## Given task
Output every entry exactly as written, skipping any pictures.

[Stored entries]
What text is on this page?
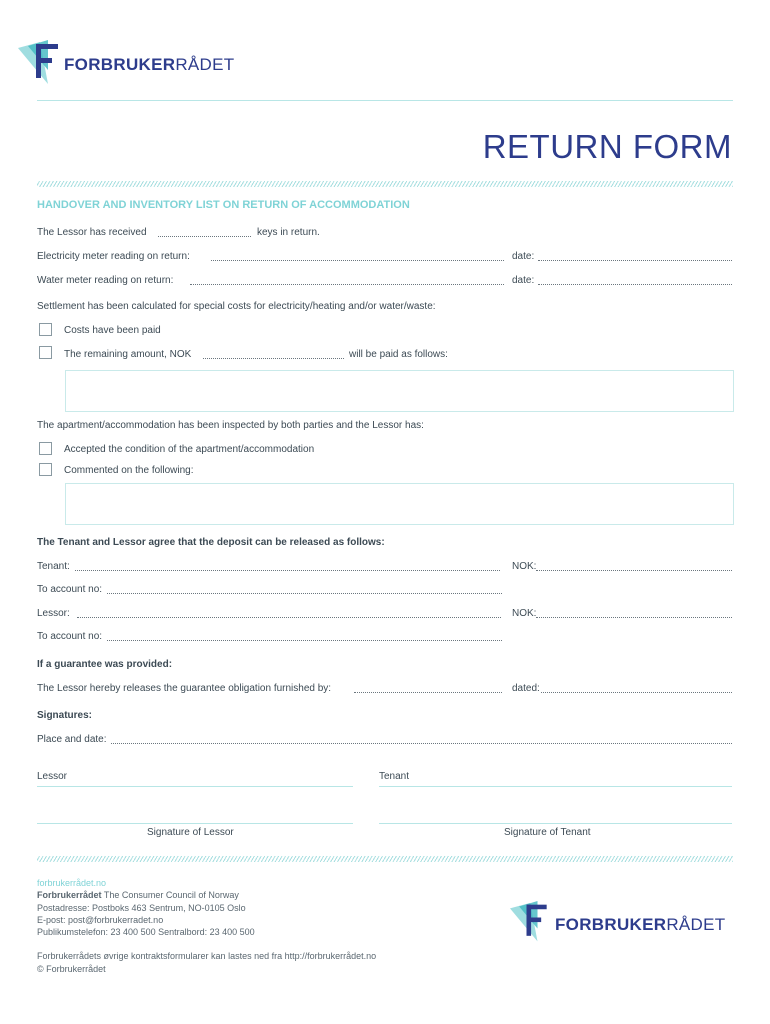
FORBRUKERRÅDET
RETURN FORM
HANDOVER AND INVENTORY LIST ON RETURN OF ACCOMMODATION
The Lessor has received	keys in return.
Electricity meter reading on return:	date:
Water meter reading on return:	date:
Settlement has been calculated for special costs for electricity/heating and/or water/waste:
Costs have been paid
The remaining amount, NOK	will be paid as follows:
The apartment/accommodation has been inspected by both parties and the Lessor has:
Accepted the condition of the apartment/accommodation
Commented on the following:
The Tenant and Lessor agree that the deposit can be released as follows:
Tenant:	NOK:
To account no:
Lessor:	NOK:
To account no:
If a guarantee was provided:
The Lessor hereby releases the guarantee obligation furnished by:	dated:
Signatures:
Place and date:
Lessor	Tenant
Signature of Lessor	Signature of Tenant
forbrukerrådet.no
Forbrukerrådet The Consumer Council of Norway
Postadresse: Postboks 463 Sentrum, NO-0105 Oslo
E-post: post@forbrukerradet.no
Publikumstelefon: 23 400 500 Sentralbord: 23 400 500
Forbrukerrådets øvrige kontraktsformularer kan lastes ned fra http://forbrukerrådet.no
© Forbrukerrådet
FORBRUKERRÅDET
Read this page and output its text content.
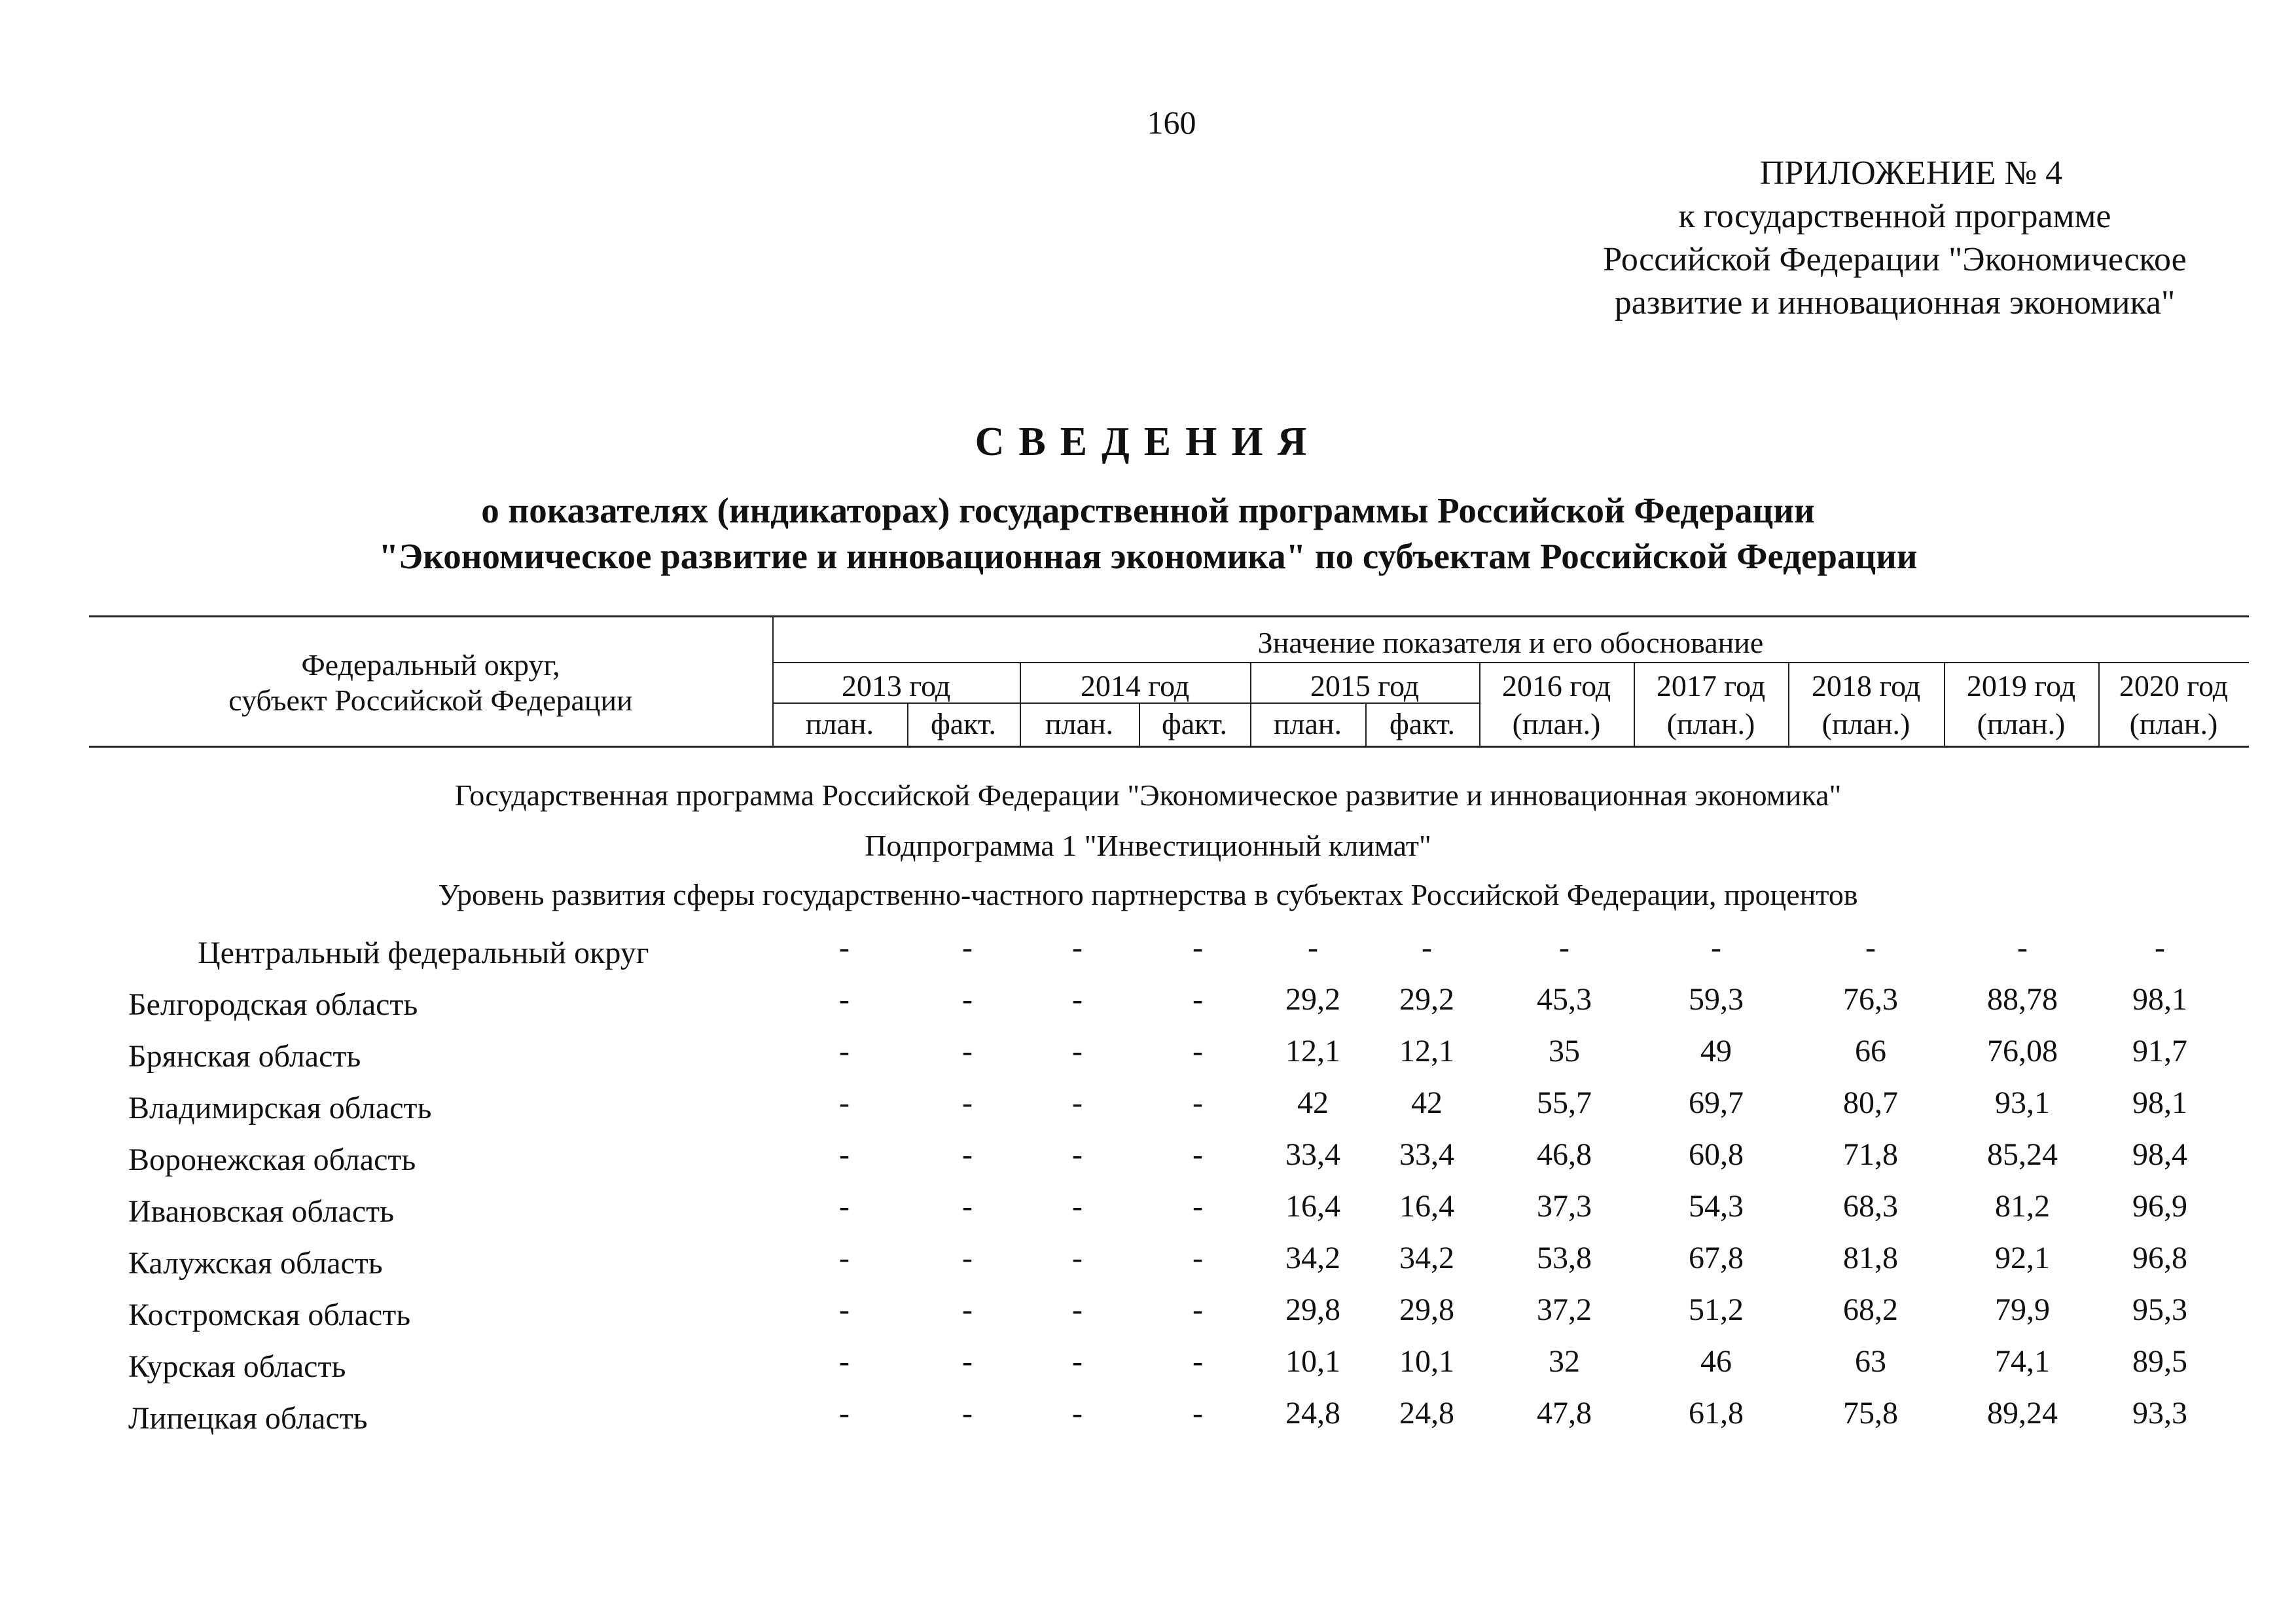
160
ПРИЛОЖЕНИЕ № 4
к государственной программе
Российской Федерации "Экономическое
развитие и инновационная экономика"
СВЕДЕНИЯ
о показателях (индикаторах) государственной программы Российской Федерации
"Экономическое развитие и инновационная экономика" по субъектам Российской Федерации
Федеральный округ,
субъект Российской Федерации
Значение показателя и его обоснование
2013 год	2014 год	2015 год	2016 год	2017 год	2018 год	2019 год	2020 год
план.	факт.	план.	факт.	план.	факт.	(план.)	(план.)	(план.)	(план.)	(план.)
Государственная программа Российской Федерации "Экономическое развитие и инновационная экономика"
Подпрограмма 1 "Инвестиционный климат"
Уровень развития сферы государственно-частного партнерства в субъектах Российской Федерации, процентов
Центральный федеральный округ	-	-	-	-	-	-	-	-	-	-	-
Белгородская область	-	-	-	-	29,2	29,2	45,3	59,3	76,3	88,78	98,1
Брянская область	-	-	-	-	12,1	12,1	35	49	66	76,08	91,7
Владимирская область	-	-	-	-	42	42	55,7	69,7	80,7	93,1	98,1
Воронежская область	-	-	-	-	33,4	33,4	46,8	60,8	71,8	85,24	98,4
Ивановская область	-	-	-	-	16,4	16,4	37,3	54,3	68,3	81,2	96,9
Калужская область	-	-	-	-	34,2	34,2	53,8	67,8	81,8	92,1	96,8
Костромская область	-	-	-	-	29,8	29,8	37,2	51,2	68,2	79,9	95,3
Курская область	-	-	-	-	10,1	10,1	32	46	63	74,1	89,5
Липецкая область	-	-	-	-	24,8	24,8	47,8	61,8	75,8	89,24	93,3
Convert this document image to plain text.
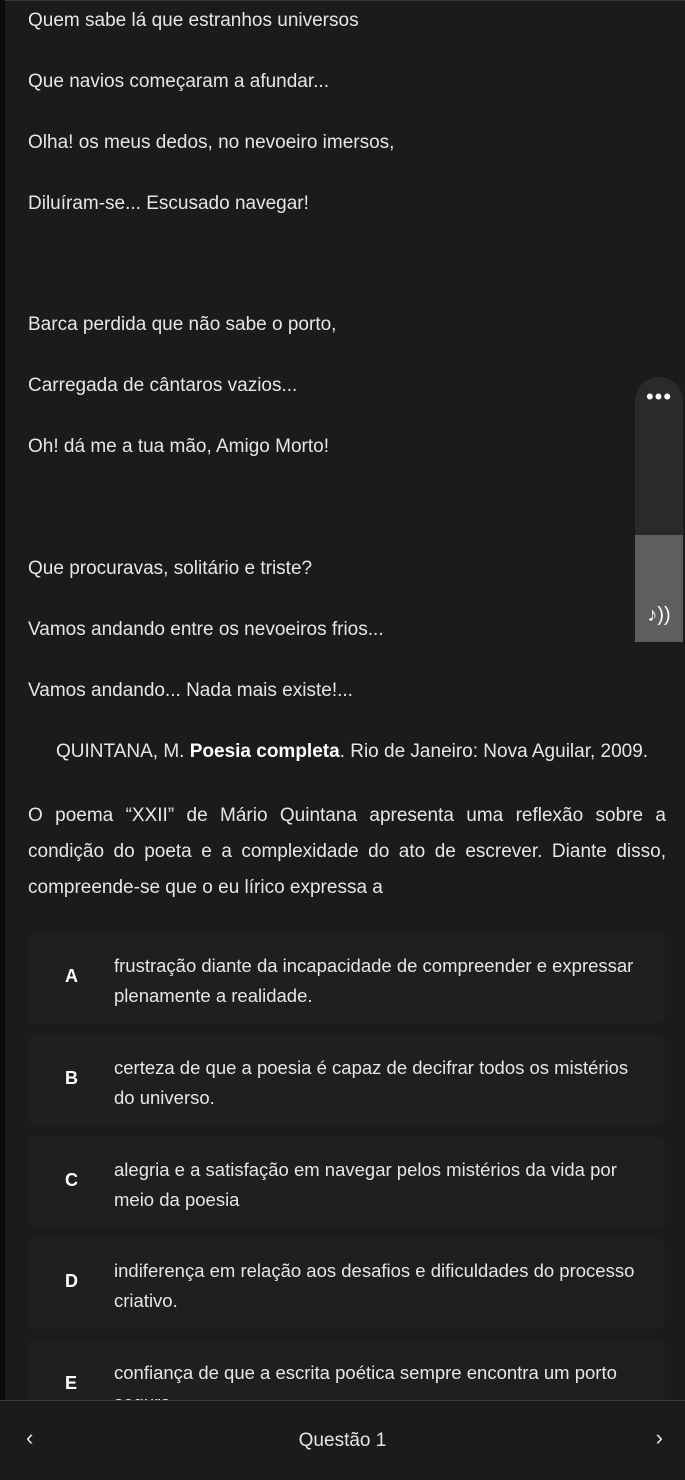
Quem sabe lá que estranhos universos
Que navios começaram a afundar...
Olha! os meus dedos, no nevoeiro imersos,
Diluíram-se... Escusado navegar!
Barca perdida que não sabe o porto,
Carregada de cântaros vazios...
Oh! dá me a tua mão, Amigo Morto!
Que procuravas, solitário e triste?
Vamos andando entre os nevoeiros frios...
Vamos andando... Nada mais existe!...
QUINTANA, M. Poesia completa. Rio de Janeiro: Nova Aguilar, 2009.
O poema “XXII” de Mário Quintana apresenta uma reflexão sobre a condição do poeta e a complexidade do ato de escrever. Diante disso, compreende-se que o eu lírico expressa a
A frustração diante da incapacidade de compreender e expressar plenamente a realidade.
B certeza de que a poesia é capaz de decifrar todos os mistérios do universo.
C alegria e a satisfação em navegar pelos mistérios da vida por meio da poesia
D indiferença em relação aos desafios e dificuldades do processo criativo.
E confiança de que a escrita poética sempre encontra um porto
•••
♪))
‹	Questão 1	›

## Solution for this problem
What text is on this page?
FORBRUKERRÅDET
RETURN FORM
HANDOVER AND INVENTORY LIST ON RETURN OF ACCOMMODATION
The Lessor has received	keys in return.
Electricity meter reading on return:	date:
Water meter reading on return:	date:
Settlement has been calculated for special costs for electricity/heating and/or water/waste:
Costs have been paid
The remaining amount, NOK	will be paid as follows:
The apartment/accommodation has been inspected by both parties and the Lessor has:
Accepted the condition of the apartment/accommodation
Commented on the following:
The Tenant and Lessor agree that the deposit can be released as follows:
Tenant:	NOK:
To account no:
Lessor:	NOK:
To account no:
If a guarantee was provided:
The Lessor hereby releases the guarantee obligation furnished by:	dated:
Signatures:
Place and date:
Lessor	Tenant
Signature of Lessor	Signature of Tenant
forbrukerrådet.no
Forbrukerrådet The Consumer Council of Norway
Postadresse: Postboks 463 Sentrum, NO-0105 Oslo
E-post: post@forbrukerradet.no
Publikumstelefon: 23 400 500 Sentralbord: 23 400 500
Forbrukerrådets øvrige kontraktsformularer kan lastes ned fra http://forbrukerrådet.no
© Forbrukerrådet
FORBRUKERRÅDET
Read this page and output its text content.
160
ПРИЛОЖЕНИЕ № 4
к государственной программе
Российской Федерации "Экономическое
развитие и инновационная экономика"
СВЕДЕНИЯ
о показателях (индикаторах) государственной программы Российской Федерации
"Экономическое развитие и инновационная экономика" по субъектам Российской Федерации
Федеральный округ,
субъект Российской Федерации
Значение показателя и его обоснование
2013 год	2014 год	2015 год	2016 год	2017 год	2018 год	2019 год	2020 год
план.	факт.	план.	факт.	план.	факт.	(план.)	(план.)	(план.)	(план.)	(план.)
Государственная программа Российской Федерации "Экономическое развитие и инновационная экономика"
Подпрограмма 1 "Инвестиционный климат"
Уровень развития сферы государственно-частного партнерства в субъектах Российской Федерации, процентов
Центральный федеральный округ	-	-	-	-	-	-	-	-	-	-	-
Белгородская область	-	-	-	-	29,2	29,2	45,3	59,3	76,3	88,78	98,1
Брянская область	-	-	-	-	12,1	12,1	35	49	66	76,08	91,7
Владимирская область	-	-	-	-	42	42	55,7	69,7	80,7	93,1	98,1
Воронежская область	-	-	-	-	33,4	33,4	46,8	60,8	71,8	85,24	98,4
Ивановская область	-	-	-	-	16,4	16,4	37,3	54,3	68,3	81,2	96,9
Калужская область	-	-	-	-	34,2	34,2	53,8	67,8	81,8	92,1	96,8
Костромская область	-	-	-	-	29,8	29,8	37,2	51,2	68,2	79,9	95,3
Курская область	-	-	-	-	10,1	10,1	32	46	63	74,1	89,5
Липецкая область	-	-	-	-	24,8	24,8	47,8	61,8	75,8	89,24	93,3
Convert this document image to plain text.
Quem sabe lá que estranhos universos
Que navios começaram a afundar...
Olha! os meus dedos, no nevoeiro imersos,
Diluíram-se... Escusado navegar!
Barca perdida que não sabe o porto,
Carregada de cântaros vazios...
Oh! dá me a tua mão, Amigo Morto!
Que procuravas, solitário e triste?
Vamos andando entre os nevoeiros frios...
Vamos andando... Nada mais existe!...
QUINTANA, M. Poesia completa. Rio de Janeiro: Nova Aguilar, 2009.
O poema “XXII” de Mário Quintana apresenta uma reflexão sobre a condição do poeta e a complexidade do ato de escrever. Diante disso, compreende-se que o eu lírico expressa a
A frustração diante da incapacidade de compreender e expressar plenamente a realidade.
B certeza de que a poesia é capaz de decifrar todos os mistérios do universo.
C alegria e a satisfação em navegar pelos mistérios da vida por meio da poesia
D indiferença em relação aos desafios e dificuldades do processo criativo.
E confiança de que a escrita poética sempre encontra um porto
•••
♪))
‹	Questão 1	›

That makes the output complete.